--- START OF Input material ---
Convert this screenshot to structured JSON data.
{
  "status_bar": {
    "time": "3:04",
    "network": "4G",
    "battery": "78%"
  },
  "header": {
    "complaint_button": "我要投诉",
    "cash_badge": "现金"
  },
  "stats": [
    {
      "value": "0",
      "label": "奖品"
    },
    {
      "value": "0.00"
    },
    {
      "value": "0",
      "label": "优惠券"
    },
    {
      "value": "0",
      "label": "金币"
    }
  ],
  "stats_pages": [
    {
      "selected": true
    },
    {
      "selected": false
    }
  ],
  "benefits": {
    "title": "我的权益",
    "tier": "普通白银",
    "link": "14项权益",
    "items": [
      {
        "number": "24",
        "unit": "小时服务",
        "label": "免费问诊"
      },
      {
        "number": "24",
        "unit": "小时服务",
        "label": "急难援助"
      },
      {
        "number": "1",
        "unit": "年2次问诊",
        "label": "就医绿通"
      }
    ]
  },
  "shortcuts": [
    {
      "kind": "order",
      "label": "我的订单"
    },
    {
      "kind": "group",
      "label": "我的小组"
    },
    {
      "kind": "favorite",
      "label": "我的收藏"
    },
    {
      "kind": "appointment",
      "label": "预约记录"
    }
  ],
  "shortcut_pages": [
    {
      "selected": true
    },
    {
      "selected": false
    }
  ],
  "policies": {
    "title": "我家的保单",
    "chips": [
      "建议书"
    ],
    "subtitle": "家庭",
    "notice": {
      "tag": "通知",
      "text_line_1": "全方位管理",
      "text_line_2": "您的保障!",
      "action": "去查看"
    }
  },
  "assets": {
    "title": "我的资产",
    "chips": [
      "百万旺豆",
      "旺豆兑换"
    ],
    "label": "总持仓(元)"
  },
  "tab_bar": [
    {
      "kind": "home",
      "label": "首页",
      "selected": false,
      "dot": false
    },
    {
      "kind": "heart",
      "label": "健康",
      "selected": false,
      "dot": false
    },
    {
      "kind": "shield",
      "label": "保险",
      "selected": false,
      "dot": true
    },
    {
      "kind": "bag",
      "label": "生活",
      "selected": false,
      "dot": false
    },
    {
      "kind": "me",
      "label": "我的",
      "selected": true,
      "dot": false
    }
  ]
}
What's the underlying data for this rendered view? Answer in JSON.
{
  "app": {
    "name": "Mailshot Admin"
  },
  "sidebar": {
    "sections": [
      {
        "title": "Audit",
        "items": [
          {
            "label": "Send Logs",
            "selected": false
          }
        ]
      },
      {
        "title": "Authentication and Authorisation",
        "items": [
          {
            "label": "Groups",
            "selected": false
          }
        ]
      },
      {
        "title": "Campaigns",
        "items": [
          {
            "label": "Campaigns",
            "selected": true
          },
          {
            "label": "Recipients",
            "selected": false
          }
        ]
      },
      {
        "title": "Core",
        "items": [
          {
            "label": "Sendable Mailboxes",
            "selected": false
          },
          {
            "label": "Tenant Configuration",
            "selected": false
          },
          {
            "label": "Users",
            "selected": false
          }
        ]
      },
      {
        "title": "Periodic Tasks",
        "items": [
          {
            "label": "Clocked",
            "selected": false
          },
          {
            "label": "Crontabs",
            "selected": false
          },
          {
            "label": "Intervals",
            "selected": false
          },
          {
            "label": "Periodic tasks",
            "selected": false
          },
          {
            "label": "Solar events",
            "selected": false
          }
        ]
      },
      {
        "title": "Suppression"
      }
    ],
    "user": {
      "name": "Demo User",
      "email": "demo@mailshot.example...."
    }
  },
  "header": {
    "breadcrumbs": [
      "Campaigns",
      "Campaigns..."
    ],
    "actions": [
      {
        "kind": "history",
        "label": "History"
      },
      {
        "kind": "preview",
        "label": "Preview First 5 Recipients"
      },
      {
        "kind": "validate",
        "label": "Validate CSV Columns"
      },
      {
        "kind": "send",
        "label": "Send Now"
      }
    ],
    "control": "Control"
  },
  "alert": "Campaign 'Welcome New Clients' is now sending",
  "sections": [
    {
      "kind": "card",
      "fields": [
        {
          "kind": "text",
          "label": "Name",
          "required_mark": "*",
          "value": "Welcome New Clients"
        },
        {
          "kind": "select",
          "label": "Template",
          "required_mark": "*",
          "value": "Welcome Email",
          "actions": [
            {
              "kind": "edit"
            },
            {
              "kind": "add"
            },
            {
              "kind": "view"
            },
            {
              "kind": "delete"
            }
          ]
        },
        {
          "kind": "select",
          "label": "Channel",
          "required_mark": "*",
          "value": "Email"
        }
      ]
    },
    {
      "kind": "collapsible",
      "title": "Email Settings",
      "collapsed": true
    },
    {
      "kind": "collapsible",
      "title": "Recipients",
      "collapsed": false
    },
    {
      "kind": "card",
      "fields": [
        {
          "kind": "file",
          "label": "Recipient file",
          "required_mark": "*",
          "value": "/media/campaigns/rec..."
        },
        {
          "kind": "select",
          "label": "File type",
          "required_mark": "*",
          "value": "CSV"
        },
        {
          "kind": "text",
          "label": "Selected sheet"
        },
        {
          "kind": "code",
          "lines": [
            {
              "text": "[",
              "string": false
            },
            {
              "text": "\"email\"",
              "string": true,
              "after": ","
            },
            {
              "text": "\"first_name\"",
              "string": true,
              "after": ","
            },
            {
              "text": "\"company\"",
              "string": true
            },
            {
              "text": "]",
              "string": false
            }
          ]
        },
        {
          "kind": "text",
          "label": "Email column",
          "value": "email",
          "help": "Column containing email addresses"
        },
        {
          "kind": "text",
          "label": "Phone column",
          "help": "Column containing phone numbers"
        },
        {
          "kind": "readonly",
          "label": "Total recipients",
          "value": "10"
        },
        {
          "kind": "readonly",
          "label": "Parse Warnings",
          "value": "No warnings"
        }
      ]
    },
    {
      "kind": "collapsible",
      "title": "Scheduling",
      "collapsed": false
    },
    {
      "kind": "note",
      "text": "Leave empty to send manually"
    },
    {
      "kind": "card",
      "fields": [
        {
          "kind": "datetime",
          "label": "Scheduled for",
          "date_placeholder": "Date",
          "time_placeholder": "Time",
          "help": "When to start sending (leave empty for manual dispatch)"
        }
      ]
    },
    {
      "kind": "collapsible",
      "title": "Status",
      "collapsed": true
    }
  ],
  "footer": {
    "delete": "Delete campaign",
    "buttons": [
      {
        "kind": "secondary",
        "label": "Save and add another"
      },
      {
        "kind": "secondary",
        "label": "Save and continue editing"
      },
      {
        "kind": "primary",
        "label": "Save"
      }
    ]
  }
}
--- END OF Input material ---
Objective -
Scan the material above for the string "Welcome" and return the lines that hold it.

Full response -
  "alert": "Campaign 'Welcome New Clients' is now sending",
          "value": "Welcome New Clients"
          "value": "Welcome Email",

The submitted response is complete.